PROBLEM DESCRIPTION: Tally every line in the data that has the word "subtitle" and report only the total.

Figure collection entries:
----------------
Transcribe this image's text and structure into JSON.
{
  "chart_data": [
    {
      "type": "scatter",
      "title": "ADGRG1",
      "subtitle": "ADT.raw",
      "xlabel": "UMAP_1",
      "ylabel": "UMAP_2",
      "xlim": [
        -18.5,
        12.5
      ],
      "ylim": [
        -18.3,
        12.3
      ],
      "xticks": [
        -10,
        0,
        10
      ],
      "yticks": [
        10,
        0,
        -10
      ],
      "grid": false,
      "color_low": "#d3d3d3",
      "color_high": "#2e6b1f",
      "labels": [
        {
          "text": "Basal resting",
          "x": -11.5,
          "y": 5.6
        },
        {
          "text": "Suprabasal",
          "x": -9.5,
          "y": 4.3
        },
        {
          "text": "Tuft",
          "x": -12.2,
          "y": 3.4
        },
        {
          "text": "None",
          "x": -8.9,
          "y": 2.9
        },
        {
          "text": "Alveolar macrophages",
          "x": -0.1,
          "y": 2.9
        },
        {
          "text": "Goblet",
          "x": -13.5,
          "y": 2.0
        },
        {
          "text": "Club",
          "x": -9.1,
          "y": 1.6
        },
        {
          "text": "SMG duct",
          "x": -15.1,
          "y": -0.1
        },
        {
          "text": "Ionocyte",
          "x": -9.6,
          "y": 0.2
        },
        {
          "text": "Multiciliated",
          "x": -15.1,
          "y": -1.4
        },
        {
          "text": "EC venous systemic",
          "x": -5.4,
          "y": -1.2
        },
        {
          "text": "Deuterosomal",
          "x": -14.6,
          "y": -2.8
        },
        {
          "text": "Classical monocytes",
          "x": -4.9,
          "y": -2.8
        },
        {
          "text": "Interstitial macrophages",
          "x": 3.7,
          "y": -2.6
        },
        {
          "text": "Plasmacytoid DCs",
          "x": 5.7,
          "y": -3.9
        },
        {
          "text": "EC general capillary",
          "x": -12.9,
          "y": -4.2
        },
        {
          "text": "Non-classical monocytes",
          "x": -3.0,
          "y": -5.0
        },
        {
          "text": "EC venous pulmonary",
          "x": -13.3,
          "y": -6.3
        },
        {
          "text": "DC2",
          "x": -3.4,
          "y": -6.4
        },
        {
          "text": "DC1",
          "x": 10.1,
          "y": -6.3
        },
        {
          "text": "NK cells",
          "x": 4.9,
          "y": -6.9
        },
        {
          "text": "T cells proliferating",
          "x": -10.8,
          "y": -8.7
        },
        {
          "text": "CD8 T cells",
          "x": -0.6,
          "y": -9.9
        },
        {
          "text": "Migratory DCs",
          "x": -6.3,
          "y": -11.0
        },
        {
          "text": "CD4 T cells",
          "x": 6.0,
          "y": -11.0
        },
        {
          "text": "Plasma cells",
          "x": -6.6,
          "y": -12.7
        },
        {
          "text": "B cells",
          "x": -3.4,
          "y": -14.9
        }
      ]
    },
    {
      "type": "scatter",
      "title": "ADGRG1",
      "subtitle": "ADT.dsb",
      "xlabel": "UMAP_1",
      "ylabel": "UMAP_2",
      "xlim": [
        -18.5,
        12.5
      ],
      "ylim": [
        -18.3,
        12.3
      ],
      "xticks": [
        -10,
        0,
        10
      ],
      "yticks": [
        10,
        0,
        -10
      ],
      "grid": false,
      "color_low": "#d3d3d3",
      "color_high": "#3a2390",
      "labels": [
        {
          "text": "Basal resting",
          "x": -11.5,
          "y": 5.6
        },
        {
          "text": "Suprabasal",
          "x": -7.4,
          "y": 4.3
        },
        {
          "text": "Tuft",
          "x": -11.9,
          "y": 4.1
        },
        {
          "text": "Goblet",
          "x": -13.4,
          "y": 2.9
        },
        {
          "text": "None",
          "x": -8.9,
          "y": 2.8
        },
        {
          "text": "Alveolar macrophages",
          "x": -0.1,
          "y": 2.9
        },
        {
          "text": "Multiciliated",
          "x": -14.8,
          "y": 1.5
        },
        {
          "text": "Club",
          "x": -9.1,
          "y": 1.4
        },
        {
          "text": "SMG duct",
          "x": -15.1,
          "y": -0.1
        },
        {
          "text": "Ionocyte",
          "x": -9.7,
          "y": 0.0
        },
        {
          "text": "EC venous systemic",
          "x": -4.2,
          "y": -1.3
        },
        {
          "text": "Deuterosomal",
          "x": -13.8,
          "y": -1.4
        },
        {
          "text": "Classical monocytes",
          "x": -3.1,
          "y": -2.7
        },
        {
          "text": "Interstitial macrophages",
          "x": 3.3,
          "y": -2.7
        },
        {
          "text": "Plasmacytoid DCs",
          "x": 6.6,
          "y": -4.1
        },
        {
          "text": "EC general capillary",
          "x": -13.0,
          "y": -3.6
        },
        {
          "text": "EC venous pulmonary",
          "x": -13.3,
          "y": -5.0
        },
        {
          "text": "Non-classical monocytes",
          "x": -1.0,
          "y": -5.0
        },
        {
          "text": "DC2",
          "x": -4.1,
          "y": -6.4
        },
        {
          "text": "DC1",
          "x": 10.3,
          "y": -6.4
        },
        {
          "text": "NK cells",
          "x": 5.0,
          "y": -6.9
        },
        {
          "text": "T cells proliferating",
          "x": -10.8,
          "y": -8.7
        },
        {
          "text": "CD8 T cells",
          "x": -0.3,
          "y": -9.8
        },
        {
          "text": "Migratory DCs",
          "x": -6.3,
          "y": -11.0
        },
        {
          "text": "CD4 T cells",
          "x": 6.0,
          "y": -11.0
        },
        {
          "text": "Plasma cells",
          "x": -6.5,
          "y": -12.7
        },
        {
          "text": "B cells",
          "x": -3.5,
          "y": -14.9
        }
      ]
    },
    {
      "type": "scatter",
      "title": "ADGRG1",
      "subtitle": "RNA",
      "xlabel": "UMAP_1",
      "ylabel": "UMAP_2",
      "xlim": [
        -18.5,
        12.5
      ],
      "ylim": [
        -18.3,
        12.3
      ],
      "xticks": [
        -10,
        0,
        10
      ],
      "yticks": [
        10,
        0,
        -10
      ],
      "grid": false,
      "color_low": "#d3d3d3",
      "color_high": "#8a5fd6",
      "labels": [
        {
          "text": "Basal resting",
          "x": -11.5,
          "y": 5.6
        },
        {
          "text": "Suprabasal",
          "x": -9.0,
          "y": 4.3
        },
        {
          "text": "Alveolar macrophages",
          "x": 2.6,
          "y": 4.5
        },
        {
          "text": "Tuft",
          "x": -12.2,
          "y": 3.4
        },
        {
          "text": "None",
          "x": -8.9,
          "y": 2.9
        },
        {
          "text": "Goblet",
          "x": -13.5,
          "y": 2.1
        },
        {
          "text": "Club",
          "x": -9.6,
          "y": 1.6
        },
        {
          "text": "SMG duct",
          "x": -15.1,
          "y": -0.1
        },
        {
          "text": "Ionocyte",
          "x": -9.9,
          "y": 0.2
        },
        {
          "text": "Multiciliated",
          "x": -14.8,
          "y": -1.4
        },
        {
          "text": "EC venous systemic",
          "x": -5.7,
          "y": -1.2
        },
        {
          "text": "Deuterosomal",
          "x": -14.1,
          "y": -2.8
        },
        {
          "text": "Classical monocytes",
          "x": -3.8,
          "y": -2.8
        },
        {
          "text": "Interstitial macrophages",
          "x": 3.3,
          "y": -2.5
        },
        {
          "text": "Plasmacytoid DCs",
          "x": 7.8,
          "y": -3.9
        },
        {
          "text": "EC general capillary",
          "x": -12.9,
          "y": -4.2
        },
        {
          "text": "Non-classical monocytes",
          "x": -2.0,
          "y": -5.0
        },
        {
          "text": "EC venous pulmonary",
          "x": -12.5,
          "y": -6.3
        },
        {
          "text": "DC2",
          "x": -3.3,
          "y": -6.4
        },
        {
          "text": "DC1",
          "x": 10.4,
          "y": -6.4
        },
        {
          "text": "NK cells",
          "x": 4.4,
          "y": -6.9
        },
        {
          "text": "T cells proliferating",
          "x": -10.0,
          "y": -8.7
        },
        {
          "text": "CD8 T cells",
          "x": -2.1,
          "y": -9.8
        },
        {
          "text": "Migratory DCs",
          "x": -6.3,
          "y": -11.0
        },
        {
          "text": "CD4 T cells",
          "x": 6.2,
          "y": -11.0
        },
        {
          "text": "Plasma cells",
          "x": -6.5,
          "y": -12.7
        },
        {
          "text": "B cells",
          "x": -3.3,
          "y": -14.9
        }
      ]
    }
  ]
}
----------------
ANSWER SECTION: 3